>> start Task material

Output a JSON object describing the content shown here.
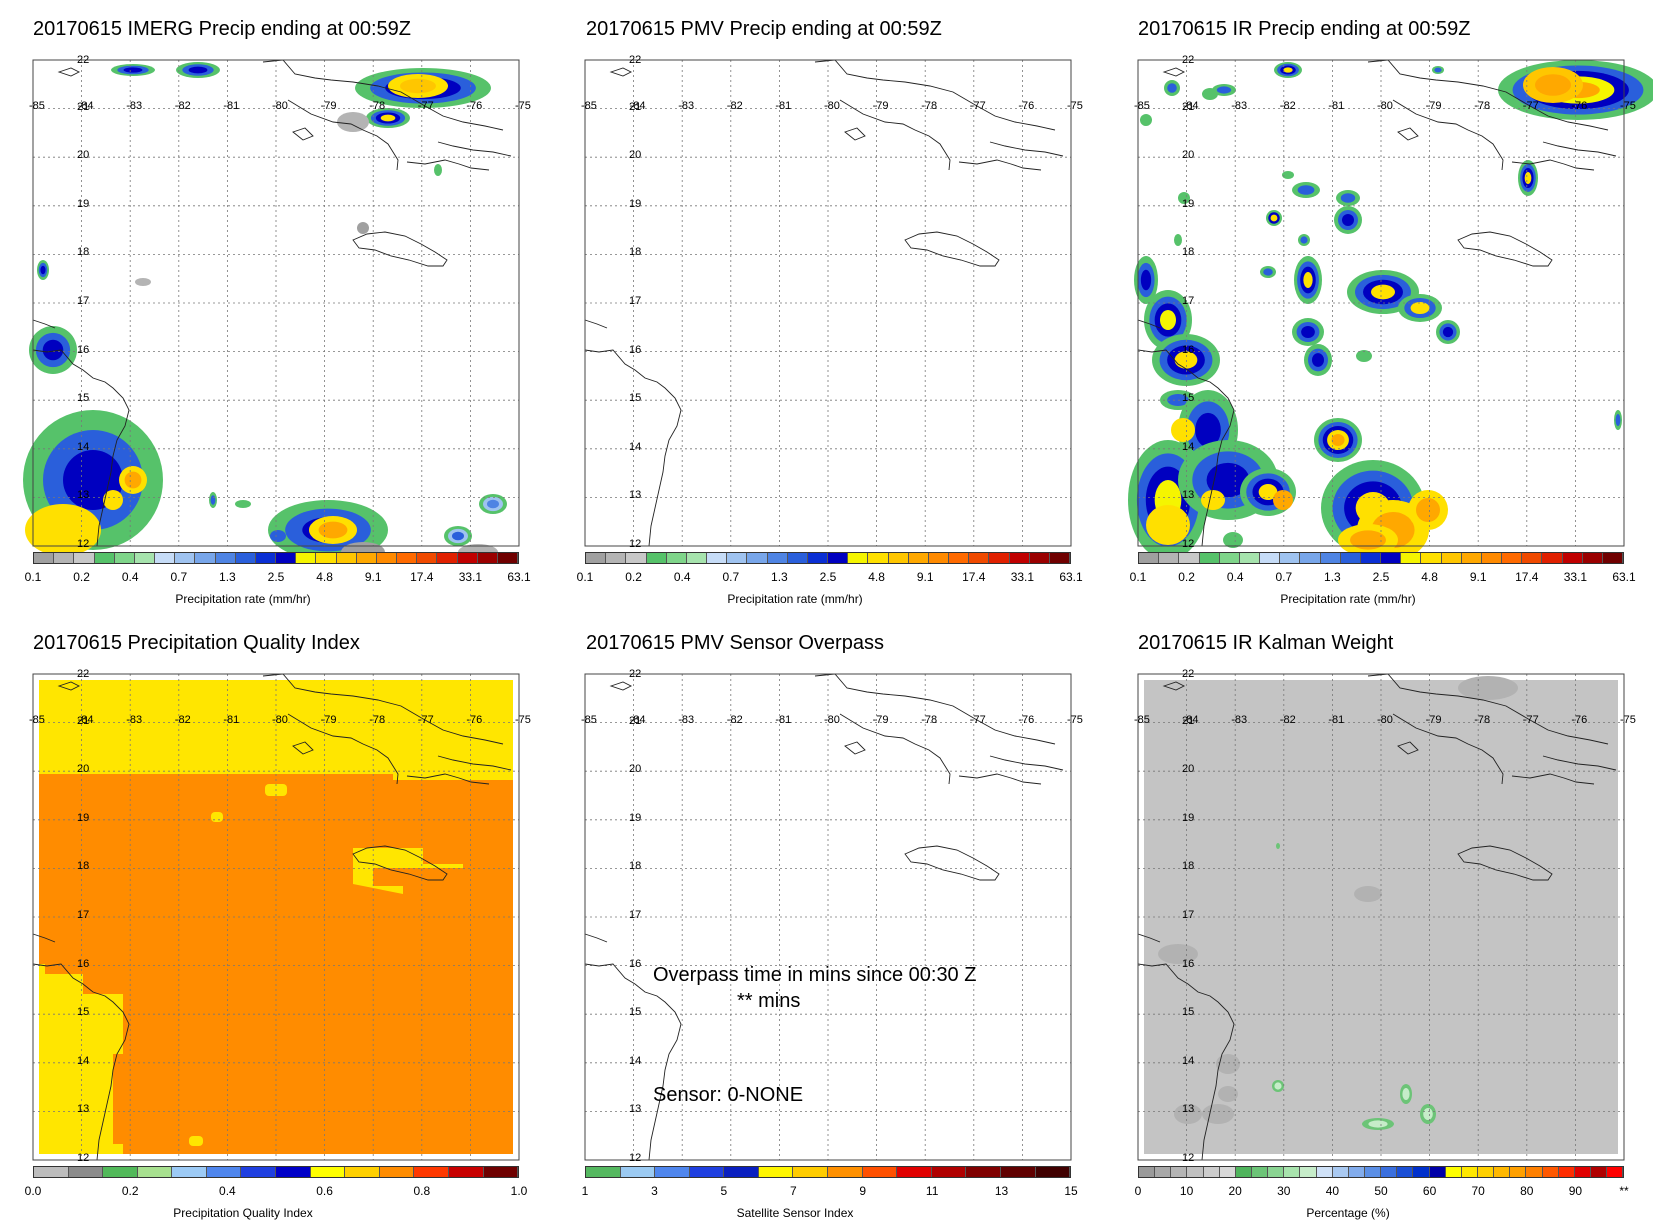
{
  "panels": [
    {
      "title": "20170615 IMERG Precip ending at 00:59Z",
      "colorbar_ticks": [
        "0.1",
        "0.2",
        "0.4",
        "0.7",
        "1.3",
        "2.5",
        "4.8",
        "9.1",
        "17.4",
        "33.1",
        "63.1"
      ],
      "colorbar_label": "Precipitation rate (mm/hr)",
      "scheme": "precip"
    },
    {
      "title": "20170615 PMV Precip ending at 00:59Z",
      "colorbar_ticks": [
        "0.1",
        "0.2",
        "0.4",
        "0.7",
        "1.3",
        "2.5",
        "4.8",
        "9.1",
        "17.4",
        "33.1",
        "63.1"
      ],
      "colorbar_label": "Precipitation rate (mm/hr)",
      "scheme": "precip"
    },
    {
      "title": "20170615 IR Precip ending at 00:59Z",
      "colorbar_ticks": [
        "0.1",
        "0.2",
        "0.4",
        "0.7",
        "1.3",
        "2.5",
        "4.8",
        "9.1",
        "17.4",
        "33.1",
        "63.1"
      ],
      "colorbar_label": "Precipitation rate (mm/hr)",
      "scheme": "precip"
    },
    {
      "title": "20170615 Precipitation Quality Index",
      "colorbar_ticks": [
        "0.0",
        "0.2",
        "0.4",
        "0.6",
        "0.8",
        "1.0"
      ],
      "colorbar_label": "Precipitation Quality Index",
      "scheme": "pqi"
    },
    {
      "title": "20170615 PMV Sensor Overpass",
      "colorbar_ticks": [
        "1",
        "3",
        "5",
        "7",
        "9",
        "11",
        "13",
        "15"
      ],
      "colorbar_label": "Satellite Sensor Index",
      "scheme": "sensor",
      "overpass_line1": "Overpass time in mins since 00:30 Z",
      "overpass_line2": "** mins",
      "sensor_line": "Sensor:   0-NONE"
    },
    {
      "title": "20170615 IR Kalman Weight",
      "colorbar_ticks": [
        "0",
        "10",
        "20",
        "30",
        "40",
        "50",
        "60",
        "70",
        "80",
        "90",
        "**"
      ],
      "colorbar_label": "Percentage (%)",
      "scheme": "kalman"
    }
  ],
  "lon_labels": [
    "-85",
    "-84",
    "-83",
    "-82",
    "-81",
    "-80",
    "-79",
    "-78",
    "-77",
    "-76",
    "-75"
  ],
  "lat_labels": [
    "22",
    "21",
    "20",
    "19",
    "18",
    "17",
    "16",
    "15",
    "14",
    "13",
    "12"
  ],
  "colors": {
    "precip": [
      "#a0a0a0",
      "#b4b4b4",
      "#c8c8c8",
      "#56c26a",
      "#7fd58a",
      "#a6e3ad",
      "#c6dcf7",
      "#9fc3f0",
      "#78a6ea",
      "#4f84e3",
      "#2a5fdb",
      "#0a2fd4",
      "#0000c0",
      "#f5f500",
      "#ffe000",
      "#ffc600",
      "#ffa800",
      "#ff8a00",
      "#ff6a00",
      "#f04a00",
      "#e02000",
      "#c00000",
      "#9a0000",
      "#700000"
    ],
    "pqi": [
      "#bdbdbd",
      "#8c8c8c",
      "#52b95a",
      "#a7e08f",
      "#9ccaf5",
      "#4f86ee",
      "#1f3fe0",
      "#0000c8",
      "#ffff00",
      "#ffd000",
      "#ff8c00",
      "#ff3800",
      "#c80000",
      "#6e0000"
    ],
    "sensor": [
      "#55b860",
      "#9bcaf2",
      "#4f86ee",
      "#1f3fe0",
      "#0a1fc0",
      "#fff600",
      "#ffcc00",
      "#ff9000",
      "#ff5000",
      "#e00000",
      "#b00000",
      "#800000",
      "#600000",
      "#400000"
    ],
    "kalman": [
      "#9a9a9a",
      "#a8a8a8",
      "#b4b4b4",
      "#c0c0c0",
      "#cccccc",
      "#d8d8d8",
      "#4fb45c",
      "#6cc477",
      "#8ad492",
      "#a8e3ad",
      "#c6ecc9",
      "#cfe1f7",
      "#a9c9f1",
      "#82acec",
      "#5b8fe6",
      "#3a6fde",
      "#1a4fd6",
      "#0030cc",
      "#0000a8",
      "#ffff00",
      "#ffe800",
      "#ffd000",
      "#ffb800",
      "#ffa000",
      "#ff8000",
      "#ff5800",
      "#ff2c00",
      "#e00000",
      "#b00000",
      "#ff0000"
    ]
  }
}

>> end Task material

- _Your task_:
Except for the pictures, give all the material above again verbatim.

- _Solved exercise_:
Output a JSON object describing the content shown here.
{
  "panels": [
    {
      "title": "20170615 IMERG Precip ending at 00:59Z",
      "colorbar_ticks": [
        "0.1",
        "0.2",
        "0.4",
        "0.7",
        "1.3",
        "2.5",
        "4.8",
        "9.1",
        "17.4",
        "33.1",
        "63.1"
      ],
      "colorbar_label": "Precipitation rate (mm/hr)",
      "scheme": "precip"
    },
    {
      "title": "20170615 PMV Precip ending at 00:59Z",
      "colorbar_ticks": [
        "0.1",
        "0.2",
        "0.4",
        "0.7",
        "1.3",
        "2.5",
        "4.8",
        "9.1",
        "17.4",
        "33.1",
        "63.1"
      ],
      "colorbar_label": "Precipitation rate (mm/hr)",
      "scheme": "precip"
    },
    {
      "title": "20170615 IR Precip ending at 00:59Z",
      "colorbar_ticks": [
        "0.1",
        "0.2",
        "0.4",
        "0.7",
        "1.3",
        "2.5",
        "4.8",
        "9.1",
        "17.4",
        "33.1",
        "63.1"
      ],
      "colorbar_label": "Precipitation rate (mm/hr)",
      "scheme": "precip"
    },
    {
      "title": "20170615 Precipitation Quality Index",
      "colorbar_ticks": [
        "0.0",
        "0.2",
        "0.4",
        "0.6",
        "0.8",
        "1.0"
      ],
      "colorbar_label": "Precipitation Quality Index",
      "scheme": "pqi"
    },
    {
      "title": "20170615 PMV Sensor Overpass",
      "colorbar_ticks": [
        "1",
        "3",
        "5",
        "7",
        "9",
        "11",
        "13",
        "15"
      ],
      "colorbar_label": "Satellite Sensor Index",
      "scheme": "sensor",
      "overpass_line1": "Overpass time in mins since 00:30 Z",
      "overpass_line2": "** mins",
      "sensor_line": "Sensor:   0-NONE"
    },
    {
      "title": "20170615 IR Kalman Weight",
      "colorbar_ticks": [
        "0",
        "10",
        "20",
        "30",
        "40",
        "50",
        "60",
        "70",
        "80",
        "90",
        "**"
      ],
      "colorbar_label": "Percentage (%)",
      "scheme": "kalman"
    }
  ],
  "lon_labels": [
    "-85",
    "-84",
    "-83",
    "-82",
    "-81",
    "-80",
    "-79",
    "-78",
    "-77",
    "-76",
    "-75"
  ],
  "lat_labels": [
    "22",
    "21",
    "20",
    "19",
    "18",
    "17",
    "16",
    "15",
    "14",
    "13",
    "12"
  ],
  "colors": {
    "precip": [
      "#a0a0a0",
      "#b4b4b4",
      "#c8c8c8",
      "#56c26a",
      "#7fd58a",
      "#a6e3ad",
      "#c6dcf7",
      "#9fc3f0",
      "#78a6ea",
      "#4f84e3",
      "#2a5fdb",
      "#0a2fd4",
      "#0000c0",
      "#f5f500",
      "#ffe000",
      "#ffc600",
      "#ffa800",
      "#ff8a00",
      "#ff6a00",
      "#f04a00",
      "#e02000",
      "#c00000",
      "#9a0000",
      "#700000"
    ],
    "pqi": [
      "#bdbdbd",
      "#8c8c8c",
      "#52b95a",
      "#a7e08f",
      "#9ccaf5",
      "#4f86ee",
      "#1f3fe0",
      "#0000c8",
      "#ffff00",
      "#ffd000",
      "#ff8c00",
      "#ff3800",
      "#c80000",
      "#6e0000"
    ],
    "sensor": [
      "#55b860",
      "#9bcaf2",
      "#4f86ee",
      "#1f3fe0",
      "#0a1fc0",
      "#fff600",
      "#ffcc00",
      "#ff9000",
      "#ff5000",
      "#e00000",
      "#b00000",
      "#800000",
      "#600000",
      "#400000"
    ],
    "kalman": [
      "#9a9a9a",
      "#a8a8a8",
      "#b4b4b4",
      "#c0c0c0",
      "#cccccc",
      "#d8d8d8",
      "#4fb45c",
      "#6cc477",
      "#8ad492",
      "#a8e3ad",
      "#c6ecc9",
      "#cfe1f7",
      "#a9c9f1",
      "#82acec",
      "#5b8fe6",
      "#3a6fde",
      "#1a4fd6",
      "#0030cc",
      "#0000a8",
      "#ffff00",
      "#ffe800",
      "#ffd000",
      "#ffb800",
      "#ffa000",
      "#ff8000",
      "#ff5800",
      "#ff2c00",
      "#e00000",
      "#b00000",
      "#ff0000"
    ]
  }
}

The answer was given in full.